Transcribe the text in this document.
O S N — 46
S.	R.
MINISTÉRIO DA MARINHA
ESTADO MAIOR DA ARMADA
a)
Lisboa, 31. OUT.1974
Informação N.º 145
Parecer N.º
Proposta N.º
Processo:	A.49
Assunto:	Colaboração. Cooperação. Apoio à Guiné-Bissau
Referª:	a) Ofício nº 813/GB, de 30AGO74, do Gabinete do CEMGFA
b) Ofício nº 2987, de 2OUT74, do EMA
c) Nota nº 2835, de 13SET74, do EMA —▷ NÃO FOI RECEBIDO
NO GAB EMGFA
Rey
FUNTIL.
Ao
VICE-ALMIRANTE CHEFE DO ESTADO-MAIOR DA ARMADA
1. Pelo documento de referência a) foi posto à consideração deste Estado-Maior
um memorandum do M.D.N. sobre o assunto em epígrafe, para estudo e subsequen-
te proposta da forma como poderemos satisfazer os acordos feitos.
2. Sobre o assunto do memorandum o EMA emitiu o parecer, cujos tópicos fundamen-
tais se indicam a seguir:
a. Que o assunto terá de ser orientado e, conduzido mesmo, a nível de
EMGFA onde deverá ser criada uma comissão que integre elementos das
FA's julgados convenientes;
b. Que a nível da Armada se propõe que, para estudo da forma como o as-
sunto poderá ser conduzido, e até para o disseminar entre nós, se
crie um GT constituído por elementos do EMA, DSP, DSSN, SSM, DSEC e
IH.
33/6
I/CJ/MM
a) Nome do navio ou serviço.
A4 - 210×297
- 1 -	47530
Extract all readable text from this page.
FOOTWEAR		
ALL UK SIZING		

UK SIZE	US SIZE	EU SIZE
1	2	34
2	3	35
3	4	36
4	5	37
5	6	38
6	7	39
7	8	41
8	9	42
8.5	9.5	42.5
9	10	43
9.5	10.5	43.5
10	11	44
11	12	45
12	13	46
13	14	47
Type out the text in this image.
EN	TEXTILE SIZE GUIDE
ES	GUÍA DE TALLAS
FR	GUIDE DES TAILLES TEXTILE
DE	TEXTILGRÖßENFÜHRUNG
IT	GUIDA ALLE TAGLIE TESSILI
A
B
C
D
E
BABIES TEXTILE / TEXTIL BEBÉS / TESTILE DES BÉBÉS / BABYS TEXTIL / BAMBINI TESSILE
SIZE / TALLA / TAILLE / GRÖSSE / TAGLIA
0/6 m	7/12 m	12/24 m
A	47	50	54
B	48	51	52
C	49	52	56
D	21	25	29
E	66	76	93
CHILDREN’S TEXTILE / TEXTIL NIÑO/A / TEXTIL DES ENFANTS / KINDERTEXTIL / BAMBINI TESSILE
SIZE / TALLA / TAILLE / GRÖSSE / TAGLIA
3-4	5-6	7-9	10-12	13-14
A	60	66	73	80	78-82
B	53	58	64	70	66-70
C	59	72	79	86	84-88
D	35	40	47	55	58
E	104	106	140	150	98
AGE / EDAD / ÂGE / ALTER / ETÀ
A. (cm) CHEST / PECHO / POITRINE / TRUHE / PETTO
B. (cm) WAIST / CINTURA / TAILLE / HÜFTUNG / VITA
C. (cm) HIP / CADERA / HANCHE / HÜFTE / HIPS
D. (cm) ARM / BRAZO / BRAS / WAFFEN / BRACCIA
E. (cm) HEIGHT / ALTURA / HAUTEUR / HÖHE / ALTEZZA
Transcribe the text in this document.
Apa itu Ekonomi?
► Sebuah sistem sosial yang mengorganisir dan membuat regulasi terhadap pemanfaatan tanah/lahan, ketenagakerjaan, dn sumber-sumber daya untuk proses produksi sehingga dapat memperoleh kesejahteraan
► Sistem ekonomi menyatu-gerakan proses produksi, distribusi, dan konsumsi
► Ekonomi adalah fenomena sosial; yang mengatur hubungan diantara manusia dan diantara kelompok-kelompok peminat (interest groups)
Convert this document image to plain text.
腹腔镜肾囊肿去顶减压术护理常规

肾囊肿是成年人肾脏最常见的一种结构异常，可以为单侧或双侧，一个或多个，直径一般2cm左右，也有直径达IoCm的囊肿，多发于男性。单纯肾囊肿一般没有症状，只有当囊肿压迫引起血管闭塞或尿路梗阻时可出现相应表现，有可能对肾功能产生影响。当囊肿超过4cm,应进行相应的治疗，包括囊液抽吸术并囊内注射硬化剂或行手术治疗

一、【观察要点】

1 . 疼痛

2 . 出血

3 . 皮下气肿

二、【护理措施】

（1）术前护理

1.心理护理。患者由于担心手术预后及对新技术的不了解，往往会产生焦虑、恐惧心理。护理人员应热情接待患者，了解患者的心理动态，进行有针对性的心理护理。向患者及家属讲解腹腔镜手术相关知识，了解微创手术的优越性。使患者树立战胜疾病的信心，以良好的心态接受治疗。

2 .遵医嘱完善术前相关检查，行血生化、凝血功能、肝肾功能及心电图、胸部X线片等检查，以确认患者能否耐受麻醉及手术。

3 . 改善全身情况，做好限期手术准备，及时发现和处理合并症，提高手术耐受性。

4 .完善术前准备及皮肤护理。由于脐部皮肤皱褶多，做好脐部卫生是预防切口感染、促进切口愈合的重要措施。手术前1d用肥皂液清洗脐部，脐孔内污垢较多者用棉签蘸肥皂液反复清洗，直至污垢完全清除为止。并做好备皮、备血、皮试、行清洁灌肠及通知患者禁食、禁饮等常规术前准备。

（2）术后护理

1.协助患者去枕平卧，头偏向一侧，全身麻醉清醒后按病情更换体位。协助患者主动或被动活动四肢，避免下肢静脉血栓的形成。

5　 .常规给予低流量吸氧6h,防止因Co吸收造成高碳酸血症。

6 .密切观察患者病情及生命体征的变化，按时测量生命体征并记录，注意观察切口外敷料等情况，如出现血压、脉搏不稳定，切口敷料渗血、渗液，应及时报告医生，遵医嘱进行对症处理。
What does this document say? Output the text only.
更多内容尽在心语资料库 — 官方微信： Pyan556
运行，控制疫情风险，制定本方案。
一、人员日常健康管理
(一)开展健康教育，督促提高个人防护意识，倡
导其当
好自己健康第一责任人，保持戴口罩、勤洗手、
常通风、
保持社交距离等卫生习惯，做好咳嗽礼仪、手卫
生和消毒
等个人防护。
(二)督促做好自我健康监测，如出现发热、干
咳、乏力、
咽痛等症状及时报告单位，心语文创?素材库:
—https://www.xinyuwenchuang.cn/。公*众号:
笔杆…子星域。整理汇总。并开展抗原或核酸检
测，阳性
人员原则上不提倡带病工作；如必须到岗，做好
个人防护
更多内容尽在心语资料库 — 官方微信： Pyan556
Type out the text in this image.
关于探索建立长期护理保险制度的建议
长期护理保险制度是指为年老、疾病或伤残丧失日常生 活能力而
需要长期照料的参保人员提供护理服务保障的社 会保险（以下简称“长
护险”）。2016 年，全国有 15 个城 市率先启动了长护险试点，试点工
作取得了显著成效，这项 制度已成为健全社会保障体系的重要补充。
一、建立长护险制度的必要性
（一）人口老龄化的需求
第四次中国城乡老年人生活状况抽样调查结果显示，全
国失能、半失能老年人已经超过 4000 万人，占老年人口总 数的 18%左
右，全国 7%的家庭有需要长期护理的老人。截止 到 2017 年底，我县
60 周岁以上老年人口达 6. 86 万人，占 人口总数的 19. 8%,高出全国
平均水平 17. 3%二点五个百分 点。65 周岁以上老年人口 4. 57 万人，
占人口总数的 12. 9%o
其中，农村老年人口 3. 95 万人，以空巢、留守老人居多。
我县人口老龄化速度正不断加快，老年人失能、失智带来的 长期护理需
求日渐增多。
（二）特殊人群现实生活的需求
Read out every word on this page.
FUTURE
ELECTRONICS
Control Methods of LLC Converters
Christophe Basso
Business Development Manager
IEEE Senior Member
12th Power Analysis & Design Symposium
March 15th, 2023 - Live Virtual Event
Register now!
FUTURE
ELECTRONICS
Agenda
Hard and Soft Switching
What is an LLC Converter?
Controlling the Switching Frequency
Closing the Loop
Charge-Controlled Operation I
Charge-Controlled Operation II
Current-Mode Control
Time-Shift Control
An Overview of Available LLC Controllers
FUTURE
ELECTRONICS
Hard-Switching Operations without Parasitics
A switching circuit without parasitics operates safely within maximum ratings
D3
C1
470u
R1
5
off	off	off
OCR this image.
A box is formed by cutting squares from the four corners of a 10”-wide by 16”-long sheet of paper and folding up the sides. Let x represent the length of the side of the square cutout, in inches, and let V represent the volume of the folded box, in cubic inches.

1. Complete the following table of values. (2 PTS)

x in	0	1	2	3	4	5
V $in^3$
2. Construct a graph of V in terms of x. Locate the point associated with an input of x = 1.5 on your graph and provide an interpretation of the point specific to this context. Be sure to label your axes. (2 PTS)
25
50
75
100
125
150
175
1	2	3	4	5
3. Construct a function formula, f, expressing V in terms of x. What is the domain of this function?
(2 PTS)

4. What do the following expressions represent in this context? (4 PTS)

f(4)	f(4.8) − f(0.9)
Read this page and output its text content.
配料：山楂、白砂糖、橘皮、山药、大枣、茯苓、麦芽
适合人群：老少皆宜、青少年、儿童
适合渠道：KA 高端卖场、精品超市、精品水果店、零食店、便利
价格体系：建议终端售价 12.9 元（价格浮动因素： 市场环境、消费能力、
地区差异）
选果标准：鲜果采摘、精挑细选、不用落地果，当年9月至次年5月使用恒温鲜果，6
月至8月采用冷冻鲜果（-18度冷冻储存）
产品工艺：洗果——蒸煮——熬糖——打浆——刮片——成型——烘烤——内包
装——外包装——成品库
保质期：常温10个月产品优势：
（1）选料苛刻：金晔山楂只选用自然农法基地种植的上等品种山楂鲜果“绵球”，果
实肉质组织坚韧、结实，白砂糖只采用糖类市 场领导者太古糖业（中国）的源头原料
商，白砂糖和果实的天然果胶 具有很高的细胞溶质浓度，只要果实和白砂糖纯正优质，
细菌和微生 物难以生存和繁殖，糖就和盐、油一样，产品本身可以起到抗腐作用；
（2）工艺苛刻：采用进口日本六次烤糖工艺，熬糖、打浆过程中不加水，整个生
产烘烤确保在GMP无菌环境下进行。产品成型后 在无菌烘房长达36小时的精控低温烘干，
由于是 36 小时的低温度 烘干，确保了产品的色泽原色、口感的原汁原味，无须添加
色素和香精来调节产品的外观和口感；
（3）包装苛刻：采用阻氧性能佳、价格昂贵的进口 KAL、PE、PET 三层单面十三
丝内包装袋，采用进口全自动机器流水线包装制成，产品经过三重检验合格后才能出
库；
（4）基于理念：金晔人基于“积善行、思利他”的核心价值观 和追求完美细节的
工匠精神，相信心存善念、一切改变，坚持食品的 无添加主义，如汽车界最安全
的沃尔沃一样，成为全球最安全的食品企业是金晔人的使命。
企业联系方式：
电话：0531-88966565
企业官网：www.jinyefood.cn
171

**WHAT YOU ARE ASKED TO DO:** Filter the records down to the lines that contain the string "from", and copy those lines.

**RESPONSE BELOW:**
Extract all readable text from this page.
A box is formed by cutting squares from the four corners of a 10”-wide by 16”-long sheet of paper and folding up the sides. Let x represent the length of the side of the square cutout, in inches, and let V represent the volume of the folded box, in cubic inches.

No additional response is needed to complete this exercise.